#### MATERIALS PROVIDED
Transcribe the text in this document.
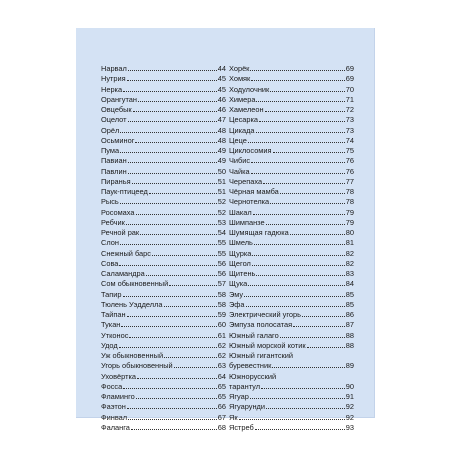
Нарвал	44
Нутрия	45
Нерка	45
Орангутан	46
Овцебык	46
Оцелот	47
Орёл	48
Осьминог	48
Пума	49
Павиан	49
Павлин	50
Пиранья	51
Паук-птицеед	51
Рысь	52
Росомаха	52
Ребчик	53
Речной рак	54
Слон	55
Снежный барс	55
Сова	56
Саламандра	56
Сом обыкновенный	57
Тапир	58
Тюлень Уэдделла	58
Тайпан	59
Тукан	60
Утконос	61
Удод	62
Уж обыкновенный	62
Угорь обыкновенный	63
Уховёртка	64
Фосса	65
Фламинго	65
Фаэтон	66
Финвал	67
Фаланга	68
Хорёк	69
Хомяк	69
Ходулочник	70
Химера	71
Хамелеон	72
Цесарка	73
Цикада	73
Цеце	74
Циклосомия	75
Чибис	76
Чайка	76
Черепаха	77
Чёрная мамба	78
Чернотелка	78
Шакал	79
Шимпанзе	79
Шумящая гадюка	80
Шмель	81
Щурка	82
Щегол	82
Щитень	83
Щука	84
Эму	85
Эфа	85
Электрический угорь	86
Эмпуза полосатая	87
Южный галаго	88
Южный морской котик	88
Южный гигантский
буревестник	89
Южнорусский
тарантул	90
Ягуар	91
Ягуарунди	92
Як	92
Ястреб	93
########
> WHAT NEEDS TO BE DONE: Repeat the listing verbatim. Skip the pictures.

> SOLVED PROBLEM:
Transcribe the text in this document.
Нарвал	44
Нутрия	45
Нерка	45
Орангутан	46
Овцебык	46
Оцелот	47
Орёл	48
Осьминог	48
Пума	49
Павиан	49
Павлин	50
Пиранья	51
Паук-птицеед	51
Рысь	52
Росомаха	52
Ребчик	53
Речной рак	54
Слон	55
Снежный барс	55
Сова	56
Саламандра	56
Сом обыкновенный	57
Тапир	58
Тюлень Уэдделла	58
Тайпан	59
Тукан	60
Утконос	61
Удод	62
Уж обыкновенный	62
Угорь обыкновенный	63
Уховёртка	64
Фосса	65
Фламинго	65
Фаэтон	66
Финвал	67
Фаланга	68
Хорёк	69
Хомяк	69
Ходулочник	70
Химера	71
Хамелеон	72
Цесарка	73
Цикада	73
Цеце	74
Циклосомия	75
Чибис	76
Чайка	76
Черепаха	77
Чёрная мамба	78
Чернотелка	78
Шакал	79
Шимпанзе	79
Шумящая гадюка	80
Шмель	81
Щурка	82
Щегол	82
Щитень	83
Щука	84
Эму	85
Эфа	85
Электрический угорь	86
Эмпуза полосатая	87
Южный галаго	88
Южный морской котик	88
Южный гигантский
буревестник	89
Южнорусский
тарантул	90
Ягуар	91
Ягуарунди	92
Як	92
Ястреб	93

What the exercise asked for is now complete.